___ Given information ___
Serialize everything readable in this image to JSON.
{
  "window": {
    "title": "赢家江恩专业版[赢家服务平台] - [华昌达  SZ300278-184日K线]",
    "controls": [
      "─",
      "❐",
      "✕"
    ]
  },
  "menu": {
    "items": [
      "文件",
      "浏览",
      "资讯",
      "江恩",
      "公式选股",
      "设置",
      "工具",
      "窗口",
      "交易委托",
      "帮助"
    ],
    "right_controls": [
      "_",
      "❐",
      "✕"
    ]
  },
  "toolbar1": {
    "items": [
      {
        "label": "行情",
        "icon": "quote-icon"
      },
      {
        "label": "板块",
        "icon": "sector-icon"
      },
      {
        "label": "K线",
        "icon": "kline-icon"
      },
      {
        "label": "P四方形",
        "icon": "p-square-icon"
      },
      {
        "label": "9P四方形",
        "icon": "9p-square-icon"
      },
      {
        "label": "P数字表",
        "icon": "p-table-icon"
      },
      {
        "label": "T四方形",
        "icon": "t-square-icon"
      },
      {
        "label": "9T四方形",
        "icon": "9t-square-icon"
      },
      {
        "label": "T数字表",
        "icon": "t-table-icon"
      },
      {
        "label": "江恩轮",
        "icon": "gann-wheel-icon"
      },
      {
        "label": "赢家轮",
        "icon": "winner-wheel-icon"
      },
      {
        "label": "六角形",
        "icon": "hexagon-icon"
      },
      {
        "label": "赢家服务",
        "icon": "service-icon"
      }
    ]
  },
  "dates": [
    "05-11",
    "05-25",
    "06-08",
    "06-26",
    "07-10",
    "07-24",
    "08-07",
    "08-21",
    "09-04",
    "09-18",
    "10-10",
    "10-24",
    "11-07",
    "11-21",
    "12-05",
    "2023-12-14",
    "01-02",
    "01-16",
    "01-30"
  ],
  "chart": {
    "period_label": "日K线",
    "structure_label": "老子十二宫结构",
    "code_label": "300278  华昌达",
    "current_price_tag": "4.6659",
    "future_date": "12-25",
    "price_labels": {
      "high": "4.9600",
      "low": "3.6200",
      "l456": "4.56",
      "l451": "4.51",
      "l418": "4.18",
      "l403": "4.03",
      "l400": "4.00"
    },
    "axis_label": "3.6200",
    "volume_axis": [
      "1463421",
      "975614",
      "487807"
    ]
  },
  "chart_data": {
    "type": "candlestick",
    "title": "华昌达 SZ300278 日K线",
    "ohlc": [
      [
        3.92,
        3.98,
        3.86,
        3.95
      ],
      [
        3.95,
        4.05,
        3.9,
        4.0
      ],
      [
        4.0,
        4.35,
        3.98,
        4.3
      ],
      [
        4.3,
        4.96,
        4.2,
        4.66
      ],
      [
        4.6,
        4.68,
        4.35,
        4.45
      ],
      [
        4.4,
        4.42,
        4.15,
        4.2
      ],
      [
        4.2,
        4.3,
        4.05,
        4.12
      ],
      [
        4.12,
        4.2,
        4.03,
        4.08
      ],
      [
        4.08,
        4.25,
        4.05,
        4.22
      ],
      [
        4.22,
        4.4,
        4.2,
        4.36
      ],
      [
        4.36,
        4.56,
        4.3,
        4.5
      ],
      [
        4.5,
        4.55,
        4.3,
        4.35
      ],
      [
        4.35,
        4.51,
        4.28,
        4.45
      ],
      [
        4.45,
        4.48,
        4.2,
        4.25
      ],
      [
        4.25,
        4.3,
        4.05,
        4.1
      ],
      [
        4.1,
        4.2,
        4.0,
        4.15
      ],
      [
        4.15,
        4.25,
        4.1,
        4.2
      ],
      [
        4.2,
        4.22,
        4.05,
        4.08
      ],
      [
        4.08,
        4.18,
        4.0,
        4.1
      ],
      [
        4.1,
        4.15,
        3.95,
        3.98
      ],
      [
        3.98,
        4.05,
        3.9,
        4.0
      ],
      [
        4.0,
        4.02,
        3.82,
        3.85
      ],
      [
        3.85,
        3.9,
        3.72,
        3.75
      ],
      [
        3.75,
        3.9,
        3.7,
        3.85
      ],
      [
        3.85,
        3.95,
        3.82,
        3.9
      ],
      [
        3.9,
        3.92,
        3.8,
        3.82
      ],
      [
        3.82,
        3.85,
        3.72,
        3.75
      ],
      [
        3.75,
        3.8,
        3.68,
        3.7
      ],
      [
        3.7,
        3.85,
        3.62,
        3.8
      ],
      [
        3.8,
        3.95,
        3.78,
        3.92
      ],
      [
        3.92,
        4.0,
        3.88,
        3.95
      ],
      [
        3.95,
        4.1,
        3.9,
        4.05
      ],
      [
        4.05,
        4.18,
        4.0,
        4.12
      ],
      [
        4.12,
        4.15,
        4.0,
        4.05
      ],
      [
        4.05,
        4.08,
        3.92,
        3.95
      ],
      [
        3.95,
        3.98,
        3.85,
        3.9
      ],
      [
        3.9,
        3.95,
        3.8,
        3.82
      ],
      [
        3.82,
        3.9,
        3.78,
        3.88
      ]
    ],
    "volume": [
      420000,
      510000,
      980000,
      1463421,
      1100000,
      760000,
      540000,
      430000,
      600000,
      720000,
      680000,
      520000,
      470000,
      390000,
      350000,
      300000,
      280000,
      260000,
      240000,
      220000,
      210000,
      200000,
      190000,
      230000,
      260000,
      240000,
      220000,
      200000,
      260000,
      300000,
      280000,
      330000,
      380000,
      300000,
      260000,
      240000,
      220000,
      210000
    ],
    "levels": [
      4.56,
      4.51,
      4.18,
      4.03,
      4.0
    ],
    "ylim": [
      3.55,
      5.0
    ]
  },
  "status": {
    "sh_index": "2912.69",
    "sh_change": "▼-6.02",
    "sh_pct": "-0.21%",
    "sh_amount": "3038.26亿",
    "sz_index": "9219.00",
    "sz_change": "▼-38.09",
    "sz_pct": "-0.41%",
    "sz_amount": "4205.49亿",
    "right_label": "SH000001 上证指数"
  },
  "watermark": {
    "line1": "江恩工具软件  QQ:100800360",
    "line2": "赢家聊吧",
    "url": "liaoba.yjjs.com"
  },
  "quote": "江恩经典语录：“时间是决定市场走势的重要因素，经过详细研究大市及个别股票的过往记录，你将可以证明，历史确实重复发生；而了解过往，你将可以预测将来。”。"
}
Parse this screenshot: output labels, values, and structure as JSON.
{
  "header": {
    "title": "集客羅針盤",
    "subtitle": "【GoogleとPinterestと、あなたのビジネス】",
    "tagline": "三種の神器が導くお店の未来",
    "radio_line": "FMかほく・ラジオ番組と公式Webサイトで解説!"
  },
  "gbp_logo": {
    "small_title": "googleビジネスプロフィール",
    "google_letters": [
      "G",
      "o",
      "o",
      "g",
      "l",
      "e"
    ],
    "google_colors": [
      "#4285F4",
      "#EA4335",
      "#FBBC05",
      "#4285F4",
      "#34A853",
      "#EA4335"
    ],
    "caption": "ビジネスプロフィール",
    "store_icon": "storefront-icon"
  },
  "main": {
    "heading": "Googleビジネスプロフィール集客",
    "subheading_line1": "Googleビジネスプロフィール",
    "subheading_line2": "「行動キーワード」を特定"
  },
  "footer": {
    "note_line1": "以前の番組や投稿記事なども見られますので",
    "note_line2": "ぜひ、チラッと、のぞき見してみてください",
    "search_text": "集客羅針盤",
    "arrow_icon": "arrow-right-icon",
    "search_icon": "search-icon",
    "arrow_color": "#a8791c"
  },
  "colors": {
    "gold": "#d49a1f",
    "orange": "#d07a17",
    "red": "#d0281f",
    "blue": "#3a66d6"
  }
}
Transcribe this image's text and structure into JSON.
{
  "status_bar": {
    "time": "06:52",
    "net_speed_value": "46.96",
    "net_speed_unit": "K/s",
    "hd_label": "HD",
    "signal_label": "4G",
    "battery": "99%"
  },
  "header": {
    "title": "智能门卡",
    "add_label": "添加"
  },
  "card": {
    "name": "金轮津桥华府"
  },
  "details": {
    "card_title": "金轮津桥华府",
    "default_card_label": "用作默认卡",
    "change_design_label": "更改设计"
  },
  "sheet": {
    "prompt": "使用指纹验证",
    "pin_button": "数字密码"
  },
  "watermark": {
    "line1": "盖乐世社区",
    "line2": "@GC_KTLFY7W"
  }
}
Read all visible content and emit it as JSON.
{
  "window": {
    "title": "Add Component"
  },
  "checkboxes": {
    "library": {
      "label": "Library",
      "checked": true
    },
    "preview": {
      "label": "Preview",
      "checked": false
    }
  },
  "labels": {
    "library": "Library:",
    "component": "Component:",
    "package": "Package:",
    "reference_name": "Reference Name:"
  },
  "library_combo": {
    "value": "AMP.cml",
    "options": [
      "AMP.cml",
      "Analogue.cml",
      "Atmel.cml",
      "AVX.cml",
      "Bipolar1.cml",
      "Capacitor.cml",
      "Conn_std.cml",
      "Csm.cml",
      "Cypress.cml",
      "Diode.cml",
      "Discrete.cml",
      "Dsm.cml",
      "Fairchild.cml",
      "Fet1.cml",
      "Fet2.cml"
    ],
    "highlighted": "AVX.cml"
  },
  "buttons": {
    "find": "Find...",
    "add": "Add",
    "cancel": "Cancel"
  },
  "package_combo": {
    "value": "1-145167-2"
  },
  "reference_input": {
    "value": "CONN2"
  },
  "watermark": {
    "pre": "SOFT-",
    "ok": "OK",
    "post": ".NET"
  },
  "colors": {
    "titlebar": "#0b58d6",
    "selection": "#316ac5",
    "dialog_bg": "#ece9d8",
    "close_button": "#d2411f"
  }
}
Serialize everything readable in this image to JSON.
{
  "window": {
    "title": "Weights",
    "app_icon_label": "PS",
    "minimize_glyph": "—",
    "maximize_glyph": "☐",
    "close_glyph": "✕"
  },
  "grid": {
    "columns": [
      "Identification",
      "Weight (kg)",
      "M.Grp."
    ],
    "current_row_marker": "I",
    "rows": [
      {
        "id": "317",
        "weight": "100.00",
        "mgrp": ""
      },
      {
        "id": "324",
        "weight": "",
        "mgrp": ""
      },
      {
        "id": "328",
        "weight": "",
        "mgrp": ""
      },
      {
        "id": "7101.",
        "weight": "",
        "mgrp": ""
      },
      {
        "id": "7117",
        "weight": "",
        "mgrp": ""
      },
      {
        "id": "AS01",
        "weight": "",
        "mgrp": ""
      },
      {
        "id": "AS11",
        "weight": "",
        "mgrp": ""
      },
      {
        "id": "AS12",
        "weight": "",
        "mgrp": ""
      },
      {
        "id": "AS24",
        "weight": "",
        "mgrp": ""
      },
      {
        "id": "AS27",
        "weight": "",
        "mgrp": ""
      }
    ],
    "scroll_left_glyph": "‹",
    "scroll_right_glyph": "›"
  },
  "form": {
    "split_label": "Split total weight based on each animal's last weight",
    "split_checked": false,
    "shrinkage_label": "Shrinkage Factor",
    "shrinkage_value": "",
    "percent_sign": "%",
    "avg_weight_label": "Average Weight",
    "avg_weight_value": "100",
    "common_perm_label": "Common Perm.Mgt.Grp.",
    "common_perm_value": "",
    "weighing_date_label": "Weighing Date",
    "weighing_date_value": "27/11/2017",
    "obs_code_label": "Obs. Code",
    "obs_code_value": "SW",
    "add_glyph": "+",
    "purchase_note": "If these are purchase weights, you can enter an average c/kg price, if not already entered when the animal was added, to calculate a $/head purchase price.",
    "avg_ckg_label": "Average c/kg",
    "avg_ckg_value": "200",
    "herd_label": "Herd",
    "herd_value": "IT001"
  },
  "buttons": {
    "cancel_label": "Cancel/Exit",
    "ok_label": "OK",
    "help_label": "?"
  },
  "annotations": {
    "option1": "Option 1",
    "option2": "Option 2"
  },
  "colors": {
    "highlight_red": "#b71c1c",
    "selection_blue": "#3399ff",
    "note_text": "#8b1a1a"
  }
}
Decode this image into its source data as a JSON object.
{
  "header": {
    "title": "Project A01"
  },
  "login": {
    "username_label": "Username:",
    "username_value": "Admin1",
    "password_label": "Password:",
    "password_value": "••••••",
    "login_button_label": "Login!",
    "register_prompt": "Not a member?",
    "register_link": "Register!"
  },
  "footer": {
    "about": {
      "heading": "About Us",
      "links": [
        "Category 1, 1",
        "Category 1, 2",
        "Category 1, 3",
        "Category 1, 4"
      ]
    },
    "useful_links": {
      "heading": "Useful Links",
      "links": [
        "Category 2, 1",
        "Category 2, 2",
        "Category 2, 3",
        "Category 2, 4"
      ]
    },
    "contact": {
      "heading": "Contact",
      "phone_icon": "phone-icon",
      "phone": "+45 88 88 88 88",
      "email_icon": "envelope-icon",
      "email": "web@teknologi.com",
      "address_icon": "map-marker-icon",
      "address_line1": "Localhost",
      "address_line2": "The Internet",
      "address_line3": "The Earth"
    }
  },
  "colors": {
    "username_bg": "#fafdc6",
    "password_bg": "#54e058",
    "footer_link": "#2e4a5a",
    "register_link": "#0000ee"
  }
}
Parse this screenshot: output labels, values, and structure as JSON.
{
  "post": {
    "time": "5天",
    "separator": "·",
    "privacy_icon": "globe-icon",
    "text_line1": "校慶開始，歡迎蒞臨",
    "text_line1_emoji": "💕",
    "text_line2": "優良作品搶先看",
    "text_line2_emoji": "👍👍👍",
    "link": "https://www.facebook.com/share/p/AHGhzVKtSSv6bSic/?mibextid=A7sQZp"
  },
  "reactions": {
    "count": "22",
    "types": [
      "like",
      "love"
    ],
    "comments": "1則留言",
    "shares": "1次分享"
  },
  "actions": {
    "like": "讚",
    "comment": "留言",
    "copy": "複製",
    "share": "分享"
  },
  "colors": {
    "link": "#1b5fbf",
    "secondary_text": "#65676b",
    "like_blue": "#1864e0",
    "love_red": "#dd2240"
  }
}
___
§ Given problem:
Repeat only the stretch of lines that opens with the line containing "Decode this image" and closes with the final line of the entries, both included, exactly as written.

§ Complete answer:
Decode this image into its source data as a JSON object.
{
  "header": {
    "title": "Project A01"
  },
  "login": {
    "username_label": "Username:",
    "username_value": "Admin1",
    "password_label": "Password:",
    "password_value": "••••••",
    "login_button_label": "Login!",
    "register_prompt": "Not a member?",
    "register_link": "Register!"
  },
  "footer": {
    "about": {
      "heading": "About Us",
      "links": [
        "Category 1, 1",
        "Category 1, 2",
        "Category 1, 3",
        "Category 1, 4"
      ]
    },
    "useful_links": {
      "heading": "Useful Links",
      "links": [
        "Category 2, 1",
        "Category 2, 2",
        "Category 2, 3",
        "Category 2, 4"
      ]
    },
    "contact": {
      "heading": "Contact",
      "phone_icon": "phone-icon",
      "phone": "+45 88 88 88 88",
      "email_icon": "envelope-icon",
      "email": "web@teknologi.com",
      "address_icon": "map-marker-icon",
      "address_line1": "Localhost",
      "address_line2": "The Internet",
      "address_line3": "The Earth"
    }
  },
  "colors": {
    "username_bg": "#fafdc6",
    "password_bg": "#54e058",
    "footer_link": "#2e4a5a",
    "register_link": "#0000ee"
  }
}
Parse this screenshot: output labels, values, and structure as JSON.
{
  "post": {
    "time": "5天",
    "separator": "·",
    "privacy_icon": "globe-icon",
    "text_line1": "校慶開始，歡迎蒞臨",
    "text_line1_emoji": "💕",
    "text_line2": "優良作品搶先看",
    "text_line2_emoji": "👍👍👍",
    "link": "https://www.facebook.com/share/p/AHGhzVKtSSv6bSic/?mibextid=A7sQZp"
  },
  "reactions": {
    "count": "22",
    "types": [
      "like",
      "love"
    ],
    "comments": "1則留言",
    "shares": "1次分享"
  },
  "actions": {
    "like": "讚",
    "comment": "留言",
    "copy": "複製",
    "share": "分享"
  },
  "colors": {
    "link": "#1b5fbf",
    "secondary_text": "#65676b",
    "like_blue": "#1864e0",
    "love_red": "#dd2240"
  }
}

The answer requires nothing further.